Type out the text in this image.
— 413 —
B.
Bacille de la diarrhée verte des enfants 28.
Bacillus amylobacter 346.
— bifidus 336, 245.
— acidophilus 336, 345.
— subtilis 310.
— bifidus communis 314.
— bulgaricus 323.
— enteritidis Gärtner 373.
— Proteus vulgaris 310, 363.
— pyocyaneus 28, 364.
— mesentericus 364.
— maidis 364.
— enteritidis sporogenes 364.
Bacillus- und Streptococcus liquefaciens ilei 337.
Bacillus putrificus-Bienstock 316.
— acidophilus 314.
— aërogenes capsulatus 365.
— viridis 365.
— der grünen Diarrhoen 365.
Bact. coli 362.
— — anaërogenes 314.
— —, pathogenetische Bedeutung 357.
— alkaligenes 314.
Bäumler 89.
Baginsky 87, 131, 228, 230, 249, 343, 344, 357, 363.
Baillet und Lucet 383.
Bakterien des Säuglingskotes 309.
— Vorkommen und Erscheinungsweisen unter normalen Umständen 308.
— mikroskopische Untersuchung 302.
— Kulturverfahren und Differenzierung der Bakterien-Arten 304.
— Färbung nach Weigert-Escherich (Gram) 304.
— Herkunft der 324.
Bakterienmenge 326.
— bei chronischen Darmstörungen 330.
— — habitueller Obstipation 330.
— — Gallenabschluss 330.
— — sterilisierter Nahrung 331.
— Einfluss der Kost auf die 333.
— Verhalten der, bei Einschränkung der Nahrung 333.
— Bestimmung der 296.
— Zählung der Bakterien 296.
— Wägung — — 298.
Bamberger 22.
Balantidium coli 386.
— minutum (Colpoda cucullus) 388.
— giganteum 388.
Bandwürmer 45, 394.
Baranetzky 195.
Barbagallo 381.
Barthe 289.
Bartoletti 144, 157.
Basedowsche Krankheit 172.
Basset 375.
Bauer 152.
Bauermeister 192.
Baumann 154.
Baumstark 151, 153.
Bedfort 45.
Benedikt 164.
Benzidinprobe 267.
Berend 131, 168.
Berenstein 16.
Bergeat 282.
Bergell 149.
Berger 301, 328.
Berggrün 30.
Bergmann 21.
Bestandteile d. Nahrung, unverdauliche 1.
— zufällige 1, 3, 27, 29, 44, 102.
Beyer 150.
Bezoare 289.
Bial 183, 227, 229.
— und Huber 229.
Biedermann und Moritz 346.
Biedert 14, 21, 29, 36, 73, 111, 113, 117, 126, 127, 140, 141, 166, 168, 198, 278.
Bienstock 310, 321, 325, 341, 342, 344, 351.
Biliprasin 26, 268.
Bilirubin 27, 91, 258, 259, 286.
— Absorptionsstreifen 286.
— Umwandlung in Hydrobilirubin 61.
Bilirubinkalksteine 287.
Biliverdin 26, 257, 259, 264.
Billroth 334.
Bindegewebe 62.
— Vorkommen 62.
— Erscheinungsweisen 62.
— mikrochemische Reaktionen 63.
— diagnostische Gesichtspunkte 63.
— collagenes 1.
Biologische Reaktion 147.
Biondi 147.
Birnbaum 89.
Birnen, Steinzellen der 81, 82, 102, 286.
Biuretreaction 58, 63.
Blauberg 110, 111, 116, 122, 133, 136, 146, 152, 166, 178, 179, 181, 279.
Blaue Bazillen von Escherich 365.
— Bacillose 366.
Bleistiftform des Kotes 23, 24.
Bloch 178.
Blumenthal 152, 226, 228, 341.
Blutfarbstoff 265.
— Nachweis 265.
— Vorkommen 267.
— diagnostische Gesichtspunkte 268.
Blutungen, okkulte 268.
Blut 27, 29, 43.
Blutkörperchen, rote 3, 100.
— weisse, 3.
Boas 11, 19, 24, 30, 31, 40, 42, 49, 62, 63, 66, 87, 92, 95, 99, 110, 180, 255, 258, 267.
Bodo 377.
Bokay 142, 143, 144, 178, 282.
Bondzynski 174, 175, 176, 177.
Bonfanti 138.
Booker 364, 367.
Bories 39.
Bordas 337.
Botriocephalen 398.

Aim of the task: Please copy every line of the data that carries the string "Vorkommen".

Answer:
— Vorkommen und Erscheinungsweisen unter normalen Umständen 308.
— Vorkommen 62.
— Vorkommen 267.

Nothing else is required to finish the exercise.